**Written request**
Write out all lines holding the word "application".

(Dataset records)
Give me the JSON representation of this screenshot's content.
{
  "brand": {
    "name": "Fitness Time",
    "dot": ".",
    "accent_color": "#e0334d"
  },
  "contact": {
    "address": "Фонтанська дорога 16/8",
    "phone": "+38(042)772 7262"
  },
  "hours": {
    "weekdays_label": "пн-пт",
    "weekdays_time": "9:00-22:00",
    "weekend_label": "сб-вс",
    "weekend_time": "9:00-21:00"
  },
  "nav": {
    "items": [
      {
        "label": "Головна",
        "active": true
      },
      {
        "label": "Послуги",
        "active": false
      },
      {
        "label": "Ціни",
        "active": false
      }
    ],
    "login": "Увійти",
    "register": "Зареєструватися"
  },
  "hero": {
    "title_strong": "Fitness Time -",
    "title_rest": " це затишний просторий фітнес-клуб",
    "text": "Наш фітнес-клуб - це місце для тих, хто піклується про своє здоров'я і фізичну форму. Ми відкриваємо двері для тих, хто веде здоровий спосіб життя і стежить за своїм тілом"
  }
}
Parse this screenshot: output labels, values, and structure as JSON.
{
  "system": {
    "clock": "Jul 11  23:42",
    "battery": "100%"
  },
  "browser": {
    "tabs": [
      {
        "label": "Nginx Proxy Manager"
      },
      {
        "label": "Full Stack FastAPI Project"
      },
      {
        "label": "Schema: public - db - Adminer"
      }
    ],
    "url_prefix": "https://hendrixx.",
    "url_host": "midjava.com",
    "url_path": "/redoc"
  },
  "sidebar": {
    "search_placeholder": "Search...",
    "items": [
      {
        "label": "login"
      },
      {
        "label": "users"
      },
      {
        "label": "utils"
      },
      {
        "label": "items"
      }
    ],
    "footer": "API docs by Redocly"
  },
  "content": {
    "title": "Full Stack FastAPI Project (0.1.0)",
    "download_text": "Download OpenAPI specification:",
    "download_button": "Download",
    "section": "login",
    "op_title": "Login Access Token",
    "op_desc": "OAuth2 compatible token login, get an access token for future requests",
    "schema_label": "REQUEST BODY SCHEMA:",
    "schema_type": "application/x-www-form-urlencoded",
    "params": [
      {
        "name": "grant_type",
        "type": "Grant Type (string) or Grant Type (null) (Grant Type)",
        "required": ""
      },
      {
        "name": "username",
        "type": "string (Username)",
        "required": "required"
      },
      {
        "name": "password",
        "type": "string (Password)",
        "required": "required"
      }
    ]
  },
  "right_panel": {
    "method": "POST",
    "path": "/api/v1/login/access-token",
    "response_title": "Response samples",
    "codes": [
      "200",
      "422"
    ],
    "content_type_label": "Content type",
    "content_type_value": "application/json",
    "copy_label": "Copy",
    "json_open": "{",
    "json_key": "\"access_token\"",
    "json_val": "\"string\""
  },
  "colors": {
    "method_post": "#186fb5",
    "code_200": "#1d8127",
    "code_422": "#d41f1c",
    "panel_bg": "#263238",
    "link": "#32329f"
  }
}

**Written solution**
    "schema_type": "application/x-www-form-urlencoded",
    "content_type_value": "application/json",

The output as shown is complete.